• _REQUEST_: Report each line of the data that includes the word "this".

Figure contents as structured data
--- start ---

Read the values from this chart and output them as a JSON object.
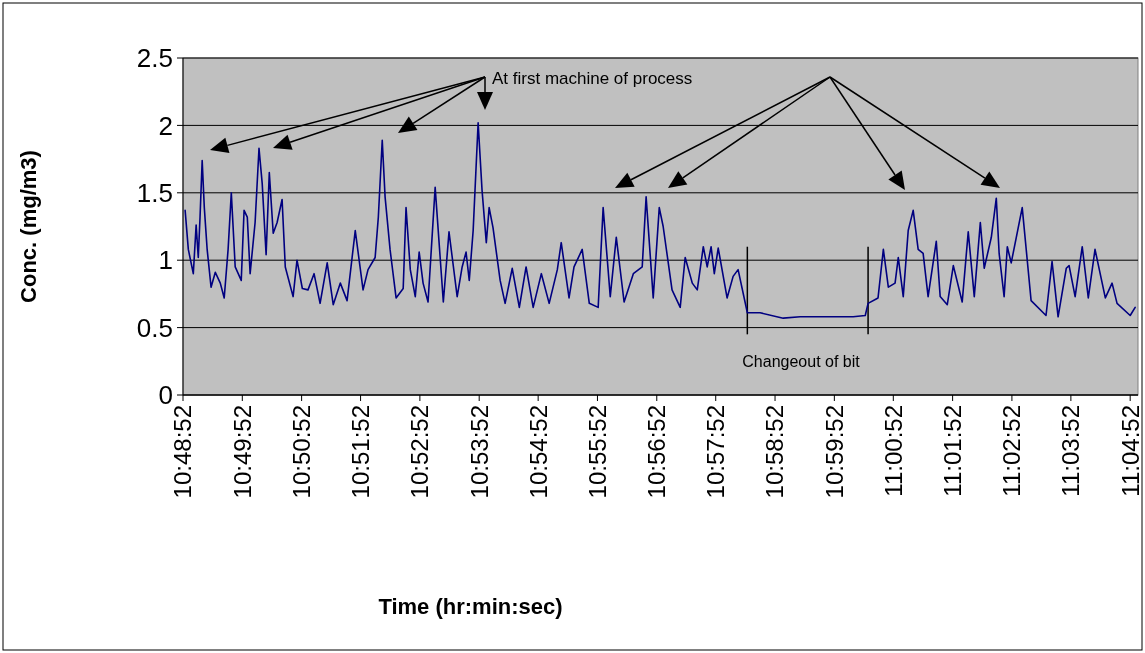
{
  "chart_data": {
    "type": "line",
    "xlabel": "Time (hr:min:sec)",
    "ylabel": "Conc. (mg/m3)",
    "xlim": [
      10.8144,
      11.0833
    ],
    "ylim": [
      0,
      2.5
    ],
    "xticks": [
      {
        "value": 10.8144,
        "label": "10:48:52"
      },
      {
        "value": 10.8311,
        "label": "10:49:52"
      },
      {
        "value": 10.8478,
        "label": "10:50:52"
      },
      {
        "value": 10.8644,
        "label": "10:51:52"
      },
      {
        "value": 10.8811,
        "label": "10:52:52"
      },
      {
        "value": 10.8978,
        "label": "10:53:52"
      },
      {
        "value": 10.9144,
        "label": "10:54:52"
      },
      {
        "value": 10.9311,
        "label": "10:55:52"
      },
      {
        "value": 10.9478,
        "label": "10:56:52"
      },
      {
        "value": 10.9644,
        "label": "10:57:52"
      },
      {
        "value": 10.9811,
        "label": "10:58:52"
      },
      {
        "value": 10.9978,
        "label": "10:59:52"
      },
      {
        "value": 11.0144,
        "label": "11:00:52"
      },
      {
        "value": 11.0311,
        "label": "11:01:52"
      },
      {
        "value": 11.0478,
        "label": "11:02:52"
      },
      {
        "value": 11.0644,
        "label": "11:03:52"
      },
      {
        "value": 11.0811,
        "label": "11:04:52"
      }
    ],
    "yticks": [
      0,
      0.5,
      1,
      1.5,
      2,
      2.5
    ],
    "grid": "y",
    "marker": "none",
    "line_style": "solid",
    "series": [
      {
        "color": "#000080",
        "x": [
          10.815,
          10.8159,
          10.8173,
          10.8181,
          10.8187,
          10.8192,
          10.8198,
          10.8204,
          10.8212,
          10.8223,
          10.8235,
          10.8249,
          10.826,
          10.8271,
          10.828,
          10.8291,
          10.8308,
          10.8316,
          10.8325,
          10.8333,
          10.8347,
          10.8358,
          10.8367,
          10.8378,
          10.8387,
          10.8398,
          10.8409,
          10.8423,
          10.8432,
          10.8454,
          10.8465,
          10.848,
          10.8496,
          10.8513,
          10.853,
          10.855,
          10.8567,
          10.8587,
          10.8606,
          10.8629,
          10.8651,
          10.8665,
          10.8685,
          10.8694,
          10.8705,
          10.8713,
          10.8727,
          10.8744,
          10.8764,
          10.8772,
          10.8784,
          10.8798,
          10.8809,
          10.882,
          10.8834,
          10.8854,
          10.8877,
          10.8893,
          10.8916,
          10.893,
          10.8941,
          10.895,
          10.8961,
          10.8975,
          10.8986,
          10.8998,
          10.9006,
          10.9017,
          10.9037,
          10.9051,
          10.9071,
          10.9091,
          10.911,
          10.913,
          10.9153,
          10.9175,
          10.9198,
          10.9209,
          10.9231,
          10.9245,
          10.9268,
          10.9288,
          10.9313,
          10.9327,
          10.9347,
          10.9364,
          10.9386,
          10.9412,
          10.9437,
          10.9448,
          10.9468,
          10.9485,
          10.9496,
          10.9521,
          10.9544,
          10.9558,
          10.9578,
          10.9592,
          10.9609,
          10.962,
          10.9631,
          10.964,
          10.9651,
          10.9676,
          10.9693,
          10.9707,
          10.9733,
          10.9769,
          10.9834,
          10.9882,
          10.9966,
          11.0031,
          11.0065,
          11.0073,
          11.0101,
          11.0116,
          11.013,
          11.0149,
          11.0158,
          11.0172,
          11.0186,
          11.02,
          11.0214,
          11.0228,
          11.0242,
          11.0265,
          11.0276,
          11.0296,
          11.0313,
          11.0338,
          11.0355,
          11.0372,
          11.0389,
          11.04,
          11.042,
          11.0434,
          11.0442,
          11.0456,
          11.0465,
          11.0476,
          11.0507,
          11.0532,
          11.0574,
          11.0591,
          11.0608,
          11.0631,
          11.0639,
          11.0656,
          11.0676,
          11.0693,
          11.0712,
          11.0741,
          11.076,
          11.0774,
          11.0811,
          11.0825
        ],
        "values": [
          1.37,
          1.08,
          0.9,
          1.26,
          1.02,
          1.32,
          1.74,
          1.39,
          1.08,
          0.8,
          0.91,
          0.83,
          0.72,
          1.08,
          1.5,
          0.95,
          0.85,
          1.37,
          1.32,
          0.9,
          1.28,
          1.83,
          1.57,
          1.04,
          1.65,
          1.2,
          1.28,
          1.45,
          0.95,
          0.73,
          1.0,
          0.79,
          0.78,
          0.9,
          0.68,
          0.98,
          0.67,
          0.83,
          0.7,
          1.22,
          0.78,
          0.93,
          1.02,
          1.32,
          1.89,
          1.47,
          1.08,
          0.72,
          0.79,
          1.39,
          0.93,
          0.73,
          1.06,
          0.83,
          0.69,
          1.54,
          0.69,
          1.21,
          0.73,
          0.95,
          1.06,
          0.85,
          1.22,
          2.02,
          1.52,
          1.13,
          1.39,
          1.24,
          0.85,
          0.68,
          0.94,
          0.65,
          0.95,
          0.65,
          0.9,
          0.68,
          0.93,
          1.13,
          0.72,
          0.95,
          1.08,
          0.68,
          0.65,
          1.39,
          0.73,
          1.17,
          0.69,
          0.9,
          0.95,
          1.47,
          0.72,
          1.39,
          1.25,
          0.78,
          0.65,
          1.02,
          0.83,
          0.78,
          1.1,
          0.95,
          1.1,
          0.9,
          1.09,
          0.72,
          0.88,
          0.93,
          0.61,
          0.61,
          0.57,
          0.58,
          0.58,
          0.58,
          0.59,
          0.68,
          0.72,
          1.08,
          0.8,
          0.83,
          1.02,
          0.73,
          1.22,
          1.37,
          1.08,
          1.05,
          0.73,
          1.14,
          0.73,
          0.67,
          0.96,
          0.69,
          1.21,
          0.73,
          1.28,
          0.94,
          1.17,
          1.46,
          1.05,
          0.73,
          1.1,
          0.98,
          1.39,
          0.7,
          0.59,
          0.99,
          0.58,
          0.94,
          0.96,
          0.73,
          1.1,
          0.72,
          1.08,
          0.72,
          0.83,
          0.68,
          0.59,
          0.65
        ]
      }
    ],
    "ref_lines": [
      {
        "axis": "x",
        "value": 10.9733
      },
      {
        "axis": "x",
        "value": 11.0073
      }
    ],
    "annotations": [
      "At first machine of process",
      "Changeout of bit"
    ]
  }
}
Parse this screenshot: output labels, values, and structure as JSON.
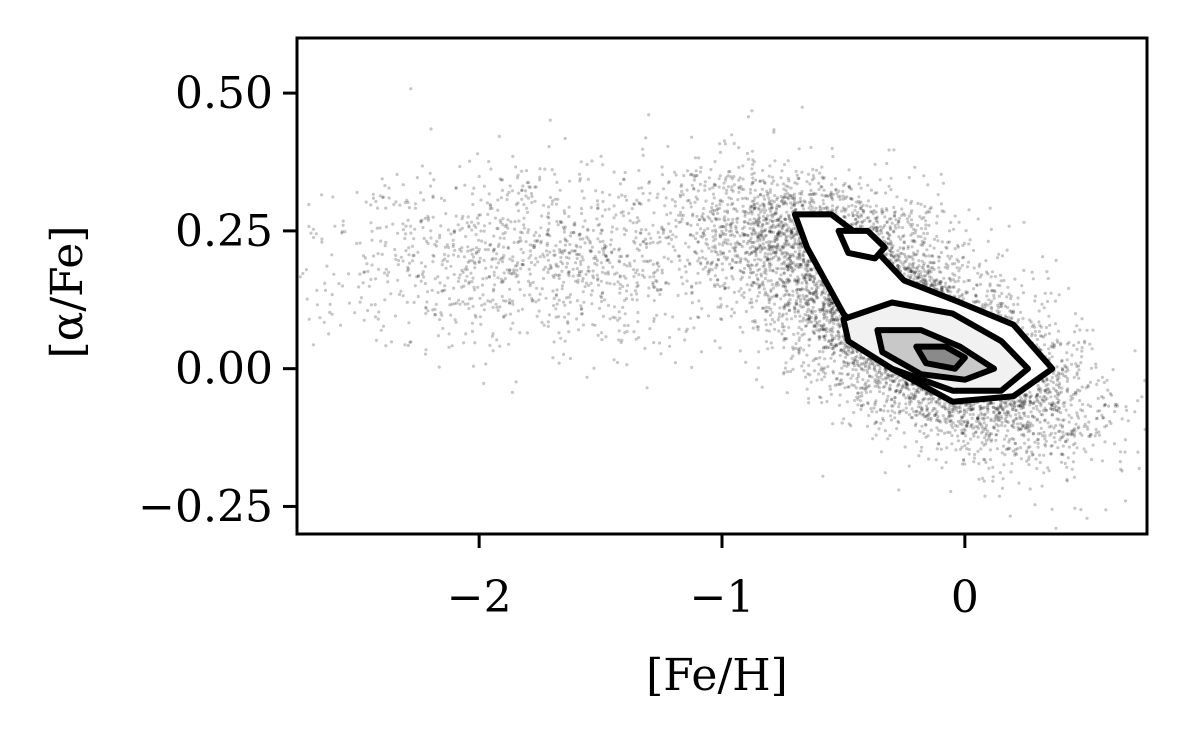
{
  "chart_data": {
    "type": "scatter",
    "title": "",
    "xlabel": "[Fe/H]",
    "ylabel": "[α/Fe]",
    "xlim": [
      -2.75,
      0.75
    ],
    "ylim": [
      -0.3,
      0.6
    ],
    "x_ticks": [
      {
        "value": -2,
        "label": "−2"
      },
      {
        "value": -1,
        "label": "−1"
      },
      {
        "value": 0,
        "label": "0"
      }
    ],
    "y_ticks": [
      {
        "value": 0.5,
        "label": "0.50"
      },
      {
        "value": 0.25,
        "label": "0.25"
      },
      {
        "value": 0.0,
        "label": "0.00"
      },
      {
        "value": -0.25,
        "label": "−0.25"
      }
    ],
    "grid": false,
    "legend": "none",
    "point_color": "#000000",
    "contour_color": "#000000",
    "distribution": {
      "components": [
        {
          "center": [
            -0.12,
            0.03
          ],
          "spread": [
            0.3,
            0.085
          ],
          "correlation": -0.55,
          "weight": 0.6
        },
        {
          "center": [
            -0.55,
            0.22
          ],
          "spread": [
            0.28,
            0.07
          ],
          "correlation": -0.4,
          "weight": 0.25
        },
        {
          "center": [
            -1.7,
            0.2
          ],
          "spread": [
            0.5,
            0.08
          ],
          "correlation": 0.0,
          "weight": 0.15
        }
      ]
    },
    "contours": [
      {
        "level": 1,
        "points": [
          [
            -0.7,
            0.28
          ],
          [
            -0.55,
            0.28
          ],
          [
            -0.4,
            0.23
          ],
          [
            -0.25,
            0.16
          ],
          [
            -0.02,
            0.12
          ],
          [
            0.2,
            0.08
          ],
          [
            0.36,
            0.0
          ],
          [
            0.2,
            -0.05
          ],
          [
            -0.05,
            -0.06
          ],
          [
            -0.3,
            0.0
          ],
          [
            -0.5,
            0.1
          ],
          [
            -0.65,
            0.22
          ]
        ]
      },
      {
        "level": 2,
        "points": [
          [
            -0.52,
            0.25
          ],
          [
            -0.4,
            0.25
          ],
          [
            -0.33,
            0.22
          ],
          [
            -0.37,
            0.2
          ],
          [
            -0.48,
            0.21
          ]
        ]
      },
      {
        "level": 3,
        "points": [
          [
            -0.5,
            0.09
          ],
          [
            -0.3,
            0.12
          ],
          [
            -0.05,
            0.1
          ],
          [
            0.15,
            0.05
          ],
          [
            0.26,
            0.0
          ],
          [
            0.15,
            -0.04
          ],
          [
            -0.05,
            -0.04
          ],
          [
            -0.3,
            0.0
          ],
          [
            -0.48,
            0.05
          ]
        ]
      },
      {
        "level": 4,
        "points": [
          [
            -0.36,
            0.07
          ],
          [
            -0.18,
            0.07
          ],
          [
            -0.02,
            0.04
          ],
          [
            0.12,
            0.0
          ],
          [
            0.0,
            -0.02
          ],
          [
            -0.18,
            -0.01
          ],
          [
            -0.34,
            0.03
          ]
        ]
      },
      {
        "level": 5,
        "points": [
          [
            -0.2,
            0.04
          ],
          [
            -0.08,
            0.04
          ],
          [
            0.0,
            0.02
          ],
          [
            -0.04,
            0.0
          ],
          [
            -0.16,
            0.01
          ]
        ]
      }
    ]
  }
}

--- end ---

• _THE COMPLETED TASK_:
Read the values from this chart and output them as a JSON object.
Parse this screenshot: output labels, values, and structure as JSON.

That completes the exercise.